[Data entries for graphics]
* START *

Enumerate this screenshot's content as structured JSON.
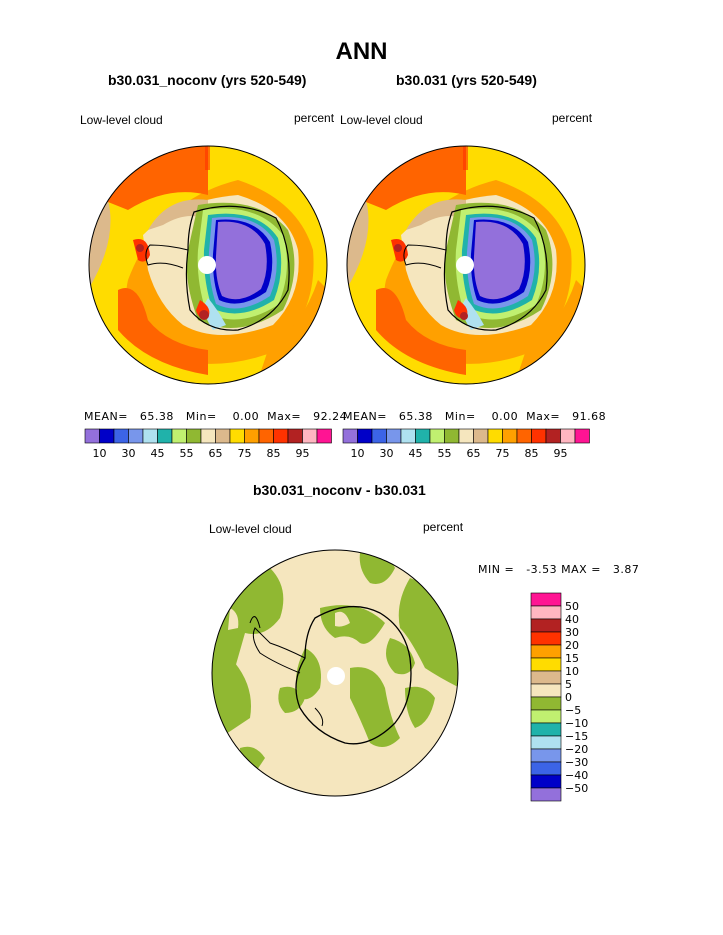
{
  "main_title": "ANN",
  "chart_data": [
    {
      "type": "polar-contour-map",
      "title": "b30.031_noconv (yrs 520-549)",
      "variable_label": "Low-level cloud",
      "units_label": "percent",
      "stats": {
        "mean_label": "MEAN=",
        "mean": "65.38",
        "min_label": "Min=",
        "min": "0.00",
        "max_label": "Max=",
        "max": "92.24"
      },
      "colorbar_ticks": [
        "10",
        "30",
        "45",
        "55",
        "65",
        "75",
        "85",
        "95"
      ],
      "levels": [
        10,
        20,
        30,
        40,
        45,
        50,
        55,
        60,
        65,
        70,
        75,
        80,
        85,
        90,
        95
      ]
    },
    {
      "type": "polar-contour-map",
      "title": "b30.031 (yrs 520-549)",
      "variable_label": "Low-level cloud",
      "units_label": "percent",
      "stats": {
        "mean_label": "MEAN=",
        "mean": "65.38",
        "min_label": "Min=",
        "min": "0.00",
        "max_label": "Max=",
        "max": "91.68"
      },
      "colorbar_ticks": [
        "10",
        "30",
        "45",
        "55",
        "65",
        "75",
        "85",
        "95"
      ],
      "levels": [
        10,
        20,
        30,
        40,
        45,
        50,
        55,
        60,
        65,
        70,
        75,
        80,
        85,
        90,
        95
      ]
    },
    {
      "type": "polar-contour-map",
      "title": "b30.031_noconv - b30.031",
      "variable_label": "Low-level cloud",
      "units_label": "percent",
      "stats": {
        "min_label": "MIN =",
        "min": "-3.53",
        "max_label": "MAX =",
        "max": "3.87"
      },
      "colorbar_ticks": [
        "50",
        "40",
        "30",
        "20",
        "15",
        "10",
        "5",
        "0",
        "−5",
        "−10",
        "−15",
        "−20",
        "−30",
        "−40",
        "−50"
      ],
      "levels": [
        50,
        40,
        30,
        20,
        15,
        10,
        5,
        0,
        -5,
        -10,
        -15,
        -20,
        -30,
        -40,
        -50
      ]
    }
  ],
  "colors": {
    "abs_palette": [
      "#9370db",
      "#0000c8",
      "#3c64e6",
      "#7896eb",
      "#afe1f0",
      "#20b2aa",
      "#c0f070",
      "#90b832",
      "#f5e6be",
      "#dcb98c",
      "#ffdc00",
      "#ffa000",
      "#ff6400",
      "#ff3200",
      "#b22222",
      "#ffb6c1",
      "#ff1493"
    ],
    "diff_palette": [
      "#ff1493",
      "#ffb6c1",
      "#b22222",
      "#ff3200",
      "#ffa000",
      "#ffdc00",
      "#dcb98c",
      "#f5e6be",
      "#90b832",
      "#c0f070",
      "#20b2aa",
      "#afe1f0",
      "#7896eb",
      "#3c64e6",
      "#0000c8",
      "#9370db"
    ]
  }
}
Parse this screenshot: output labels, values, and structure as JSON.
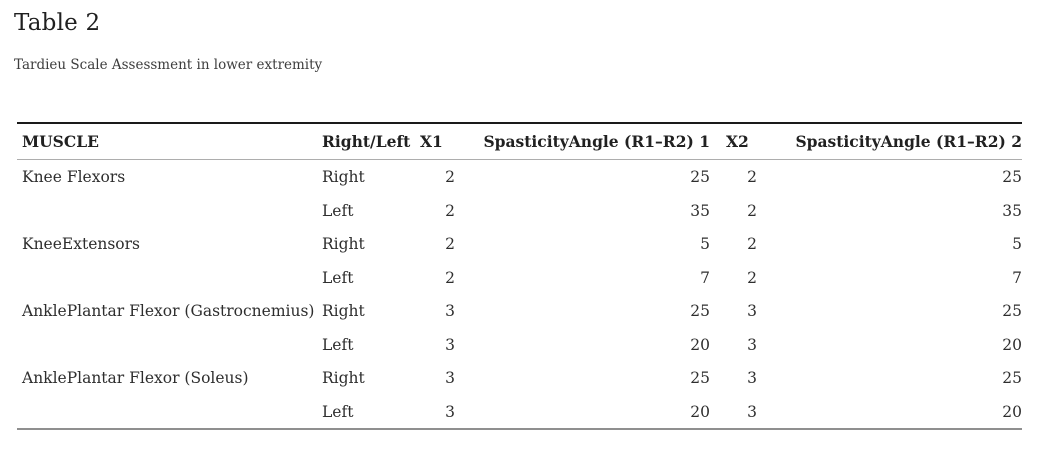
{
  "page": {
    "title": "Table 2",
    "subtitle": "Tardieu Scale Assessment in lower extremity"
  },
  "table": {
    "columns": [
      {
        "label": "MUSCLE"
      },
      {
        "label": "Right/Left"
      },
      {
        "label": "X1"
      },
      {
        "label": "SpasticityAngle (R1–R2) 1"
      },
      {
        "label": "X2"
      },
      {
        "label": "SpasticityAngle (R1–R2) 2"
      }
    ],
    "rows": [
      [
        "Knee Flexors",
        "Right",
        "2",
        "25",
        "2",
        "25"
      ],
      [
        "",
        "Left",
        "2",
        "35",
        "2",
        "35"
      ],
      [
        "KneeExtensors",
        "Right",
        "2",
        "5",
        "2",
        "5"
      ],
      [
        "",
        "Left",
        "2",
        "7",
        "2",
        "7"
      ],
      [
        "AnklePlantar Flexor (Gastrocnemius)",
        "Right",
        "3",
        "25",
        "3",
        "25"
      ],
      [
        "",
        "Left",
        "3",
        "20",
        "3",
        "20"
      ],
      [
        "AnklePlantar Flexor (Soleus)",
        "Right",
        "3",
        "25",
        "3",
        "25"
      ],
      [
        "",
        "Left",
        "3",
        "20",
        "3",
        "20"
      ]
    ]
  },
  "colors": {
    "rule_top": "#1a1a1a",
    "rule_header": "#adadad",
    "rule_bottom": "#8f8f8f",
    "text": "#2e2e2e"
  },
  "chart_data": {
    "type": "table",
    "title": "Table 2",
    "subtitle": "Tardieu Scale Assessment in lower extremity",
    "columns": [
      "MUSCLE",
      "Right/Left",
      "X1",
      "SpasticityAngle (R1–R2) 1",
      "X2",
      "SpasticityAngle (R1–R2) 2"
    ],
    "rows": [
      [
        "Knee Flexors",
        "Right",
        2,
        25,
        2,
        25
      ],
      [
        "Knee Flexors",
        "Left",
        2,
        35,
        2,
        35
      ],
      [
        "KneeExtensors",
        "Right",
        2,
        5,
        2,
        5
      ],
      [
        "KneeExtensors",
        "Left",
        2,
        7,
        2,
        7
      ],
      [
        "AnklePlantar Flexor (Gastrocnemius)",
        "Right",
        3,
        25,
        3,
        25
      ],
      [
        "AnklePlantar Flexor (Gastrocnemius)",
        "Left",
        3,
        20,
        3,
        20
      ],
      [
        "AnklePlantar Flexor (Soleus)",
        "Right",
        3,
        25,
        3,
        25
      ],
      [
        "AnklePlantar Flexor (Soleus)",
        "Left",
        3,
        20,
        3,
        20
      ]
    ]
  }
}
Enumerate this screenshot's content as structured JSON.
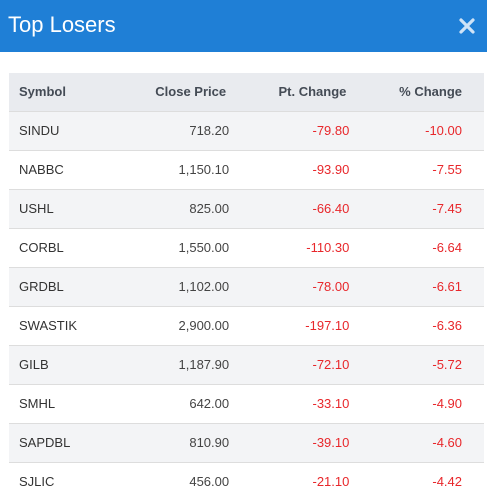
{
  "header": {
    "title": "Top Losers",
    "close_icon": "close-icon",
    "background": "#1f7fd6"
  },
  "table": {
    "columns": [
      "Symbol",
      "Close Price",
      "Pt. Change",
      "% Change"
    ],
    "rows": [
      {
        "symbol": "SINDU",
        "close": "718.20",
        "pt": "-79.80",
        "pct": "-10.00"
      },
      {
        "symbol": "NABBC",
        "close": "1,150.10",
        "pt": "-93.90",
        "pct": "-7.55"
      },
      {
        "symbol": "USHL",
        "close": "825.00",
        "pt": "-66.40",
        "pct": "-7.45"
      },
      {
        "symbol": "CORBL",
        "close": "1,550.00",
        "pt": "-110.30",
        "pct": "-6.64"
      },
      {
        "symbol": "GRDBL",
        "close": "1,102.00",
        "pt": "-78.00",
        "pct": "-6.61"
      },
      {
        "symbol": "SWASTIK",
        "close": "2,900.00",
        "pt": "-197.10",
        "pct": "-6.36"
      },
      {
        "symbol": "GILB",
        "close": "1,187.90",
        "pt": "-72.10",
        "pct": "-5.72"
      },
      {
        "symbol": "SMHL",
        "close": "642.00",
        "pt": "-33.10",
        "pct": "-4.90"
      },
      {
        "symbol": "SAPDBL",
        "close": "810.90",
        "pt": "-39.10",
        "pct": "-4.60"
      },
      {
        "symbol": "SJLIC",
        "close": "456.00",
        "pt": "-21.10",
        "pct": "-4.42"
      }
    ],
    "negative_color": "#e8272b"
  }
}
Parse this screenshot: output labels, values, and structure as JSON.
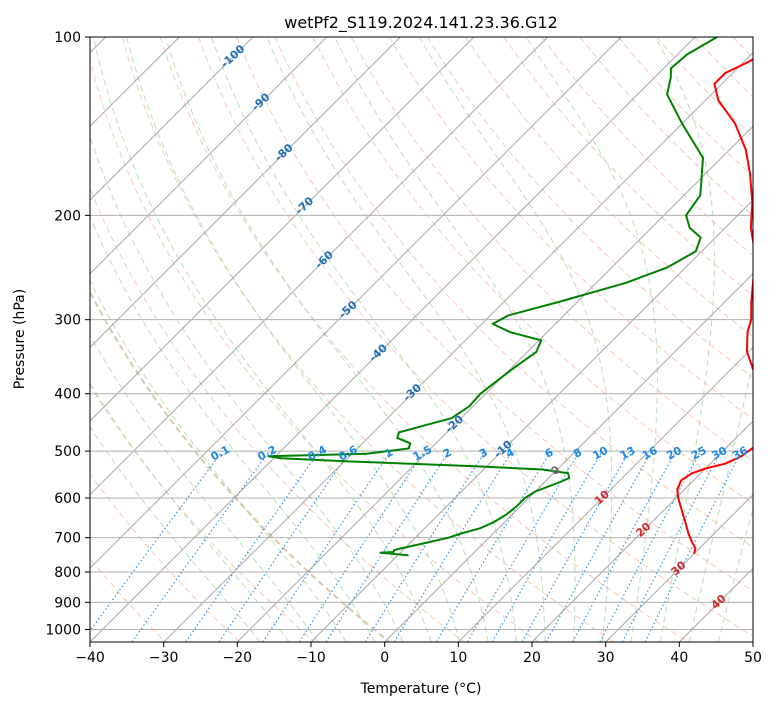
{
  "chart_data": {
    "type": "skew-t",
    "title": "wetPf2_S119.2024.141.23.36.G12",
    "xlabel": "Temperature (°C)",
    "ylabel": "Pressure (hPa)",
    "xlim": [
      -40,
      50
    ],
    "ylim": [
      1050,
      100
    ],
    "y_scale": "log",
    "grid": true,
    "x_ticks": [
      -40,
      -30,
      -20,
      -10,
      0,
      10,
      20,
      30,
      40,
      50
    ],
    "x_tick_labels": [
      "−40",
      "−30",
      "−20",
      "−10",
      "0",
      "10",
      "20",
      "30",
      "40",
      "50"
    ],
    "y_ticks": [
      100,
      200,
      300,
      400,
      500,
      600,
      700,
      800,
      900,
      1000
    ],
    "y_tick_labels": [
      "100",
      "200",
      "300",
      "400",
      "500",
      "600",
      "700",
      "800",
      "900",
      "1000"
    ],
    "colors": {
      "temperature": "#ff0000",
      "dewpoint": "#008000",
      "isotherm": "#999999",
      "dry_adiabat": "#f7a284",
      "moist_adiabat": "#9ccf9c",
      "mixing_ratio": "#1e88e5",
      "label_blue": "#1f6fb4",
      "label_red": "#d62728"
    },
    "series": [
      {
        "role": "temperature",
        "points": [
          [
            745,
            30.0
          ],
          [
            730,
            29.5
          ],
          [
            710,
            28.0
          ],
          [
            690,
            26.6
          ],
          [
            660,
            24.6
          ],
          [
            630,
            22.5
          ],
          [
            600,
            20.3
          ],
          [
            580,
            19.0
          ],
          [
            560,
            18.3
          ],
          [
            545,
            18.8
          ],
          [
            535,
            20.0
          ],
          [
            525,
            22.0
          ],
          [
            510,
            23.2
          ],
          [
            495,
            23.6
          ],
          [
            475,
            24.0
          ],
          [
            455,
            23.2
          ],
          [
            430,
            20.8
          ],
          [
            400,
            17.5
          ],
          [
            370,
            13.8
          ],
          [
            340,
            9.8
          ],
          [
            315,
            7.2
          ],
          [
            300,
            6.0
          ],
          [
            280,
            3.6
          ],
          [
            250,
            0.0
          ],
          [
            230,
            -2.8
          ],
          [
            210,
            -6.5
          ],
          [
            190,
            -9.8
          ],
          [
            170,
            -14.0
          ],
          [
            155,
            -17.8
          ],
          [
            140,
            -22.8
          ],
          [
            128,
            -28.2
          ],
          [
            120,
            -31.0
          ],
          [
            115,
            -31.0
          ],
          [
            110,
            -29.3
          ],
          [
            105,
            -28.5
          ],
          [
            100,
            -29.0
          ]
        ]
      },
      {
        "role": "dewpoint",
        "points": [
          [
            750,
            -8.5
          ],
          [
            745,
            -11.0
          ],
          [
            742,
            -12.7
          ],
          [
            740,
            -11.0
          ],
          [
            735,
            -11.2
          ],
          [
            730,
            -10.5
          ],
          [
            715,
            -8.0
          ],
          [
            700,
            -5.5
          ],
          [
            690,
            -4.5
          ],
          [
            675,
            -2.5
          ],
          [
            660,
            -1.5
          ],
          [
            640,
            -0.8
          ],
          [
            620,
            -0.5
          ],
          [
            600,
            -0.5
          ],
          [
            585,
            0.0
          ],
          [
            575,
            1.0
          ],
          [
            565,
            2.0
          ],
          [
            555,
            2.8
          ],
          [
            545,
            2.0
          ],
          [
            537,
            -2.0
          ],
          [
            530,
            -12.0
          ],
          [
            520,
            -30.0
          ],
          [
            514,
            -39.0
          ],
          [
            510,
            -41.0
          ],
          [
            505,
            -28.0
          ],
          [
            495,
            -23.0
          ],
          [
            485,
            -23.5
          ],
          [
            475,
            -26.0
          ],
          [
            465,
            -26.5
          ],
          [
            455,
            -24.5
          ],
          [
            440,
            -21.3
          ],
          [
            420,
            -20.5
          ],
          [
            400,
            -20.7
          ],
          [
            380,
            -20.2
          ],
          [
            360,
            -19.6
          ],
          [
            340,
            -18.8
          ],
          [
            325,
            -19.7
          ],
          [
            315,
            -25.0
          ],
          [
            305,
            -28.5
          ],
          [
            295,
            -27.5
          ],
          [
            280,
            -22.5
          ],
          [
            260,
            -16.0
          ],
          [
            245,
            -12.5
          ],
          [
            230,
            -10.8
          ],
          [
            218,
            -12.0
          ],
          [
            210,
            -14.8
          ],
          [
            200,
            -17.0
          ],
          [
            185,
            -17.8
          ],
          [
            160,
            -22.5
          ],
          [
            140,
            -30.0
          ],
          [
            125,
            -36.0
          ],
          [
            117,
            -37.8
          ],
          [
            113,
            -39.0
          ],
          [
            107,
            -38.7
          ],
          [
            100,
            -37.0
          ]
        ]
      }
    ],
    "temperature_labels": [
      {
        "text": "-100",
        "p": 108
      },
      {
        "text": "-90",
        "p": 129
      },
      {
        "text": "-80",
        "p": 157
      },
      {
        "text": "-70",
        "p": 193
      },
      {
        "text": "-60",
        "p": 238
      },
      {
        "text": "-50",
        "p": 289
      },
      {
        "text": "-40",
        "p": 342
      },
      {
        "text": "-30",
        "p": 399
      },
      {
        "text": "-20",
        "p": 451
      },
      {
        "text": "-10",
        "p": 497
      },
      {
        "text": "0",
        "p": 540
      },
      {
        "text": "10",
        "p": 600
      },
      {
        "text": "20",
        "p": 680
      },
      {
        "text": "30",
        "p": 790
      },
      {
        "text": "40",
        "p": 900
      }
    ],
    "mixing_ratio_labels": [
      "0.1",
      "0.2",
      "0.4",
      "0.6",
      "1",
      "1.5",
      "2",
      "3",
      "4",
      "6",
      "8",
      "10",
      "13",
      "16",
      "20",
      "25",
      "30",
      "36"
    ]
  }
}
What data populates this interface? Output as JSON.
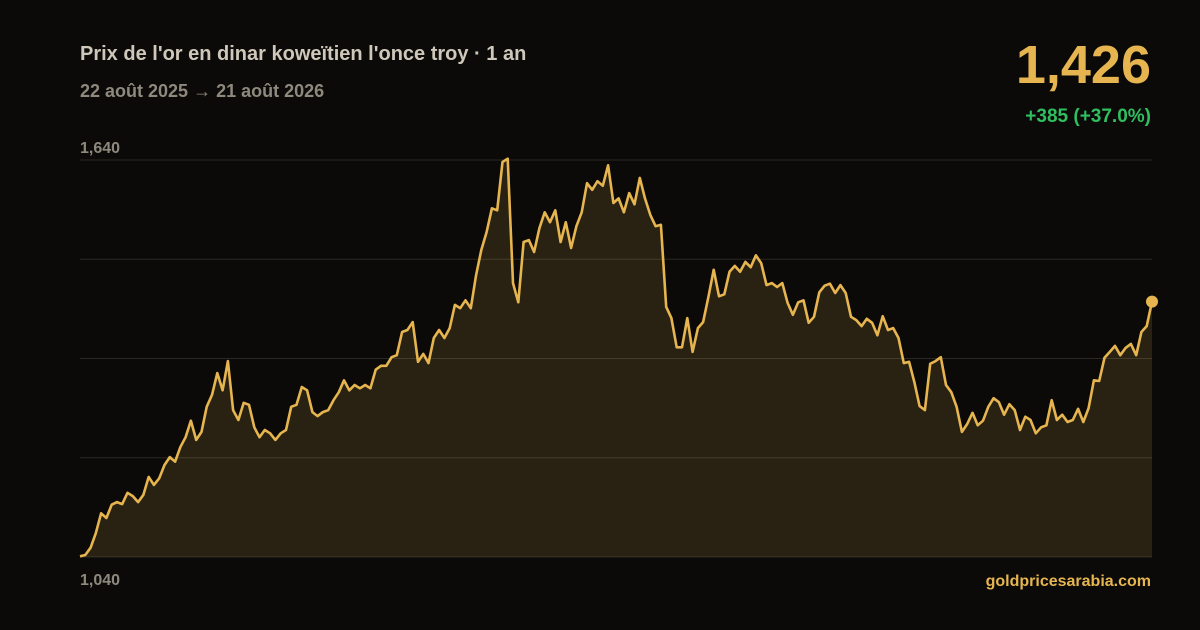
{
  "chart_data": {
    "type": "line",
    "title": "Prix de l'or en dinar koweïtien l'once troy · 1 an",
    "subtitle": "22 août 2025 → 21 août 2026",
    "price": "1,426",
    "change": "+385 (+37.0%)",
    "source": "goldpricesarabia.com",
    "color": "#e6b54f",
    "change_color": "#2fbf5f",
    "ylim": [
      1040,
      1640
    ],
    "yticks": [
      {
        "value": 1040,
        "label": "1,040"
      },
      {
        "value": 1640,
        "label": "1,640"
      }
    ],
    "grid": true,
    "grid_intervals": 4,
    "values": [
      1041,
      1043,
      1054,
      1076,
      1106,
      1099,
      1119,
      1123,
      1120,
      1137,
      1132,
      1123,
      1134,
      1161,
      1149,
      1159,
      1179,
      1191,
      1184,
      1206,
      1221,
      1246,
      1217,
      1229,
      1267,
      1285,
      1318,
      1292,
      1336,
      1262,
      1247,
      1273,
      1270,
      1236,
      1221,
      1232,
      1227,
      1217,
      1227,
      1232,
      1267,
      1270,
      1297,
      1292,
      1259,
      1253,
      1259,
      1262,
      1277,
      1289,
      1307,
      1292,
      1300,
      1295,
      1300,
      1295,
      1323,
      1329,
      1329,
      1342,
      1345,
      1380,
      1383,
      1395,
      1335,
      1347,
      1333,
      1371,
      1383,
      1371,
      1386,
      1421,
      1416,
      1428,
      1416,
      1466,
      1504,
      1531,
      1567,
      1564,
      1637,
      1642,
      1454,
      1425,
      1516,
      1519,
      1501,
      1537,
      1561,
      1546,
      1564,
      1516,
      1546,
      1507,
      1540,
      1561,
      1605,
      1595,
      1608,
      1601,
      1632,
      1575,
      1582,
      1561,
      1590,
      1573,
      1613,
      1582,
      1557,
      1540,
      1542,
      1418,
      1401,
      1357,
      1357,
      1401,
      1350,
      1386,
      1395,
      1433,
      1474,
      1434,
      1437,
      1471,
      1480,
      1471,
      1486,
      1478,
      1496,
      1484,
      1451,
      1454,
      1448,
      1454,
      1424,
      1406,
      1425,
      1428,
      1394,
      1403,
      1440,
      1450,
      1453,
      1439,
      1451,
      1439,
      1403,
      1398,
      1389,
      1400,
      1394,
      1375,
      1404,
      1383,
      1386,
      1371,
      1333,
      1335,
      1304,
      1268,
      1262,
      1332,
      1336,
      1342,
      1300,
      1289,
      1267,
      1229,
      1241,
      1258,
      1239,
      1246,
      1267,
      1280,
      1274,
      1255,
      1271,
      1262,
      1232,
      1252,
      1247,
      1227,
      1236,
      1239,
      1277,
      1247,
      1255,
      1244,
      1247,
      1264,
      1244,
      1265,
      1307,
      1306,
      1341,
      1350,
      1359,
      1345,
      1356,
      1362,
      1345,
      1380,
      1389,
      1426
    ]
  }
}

* END *

**INSTRUCTION:**
Where a line above contains the string "lower", copy that line.

**SOLVED PROBLEM:**
    "subtitle": "Tardieu Scale Assessment in lower extremity"
    "subtitle": "Tardieu Scale Assessment in lower extremity",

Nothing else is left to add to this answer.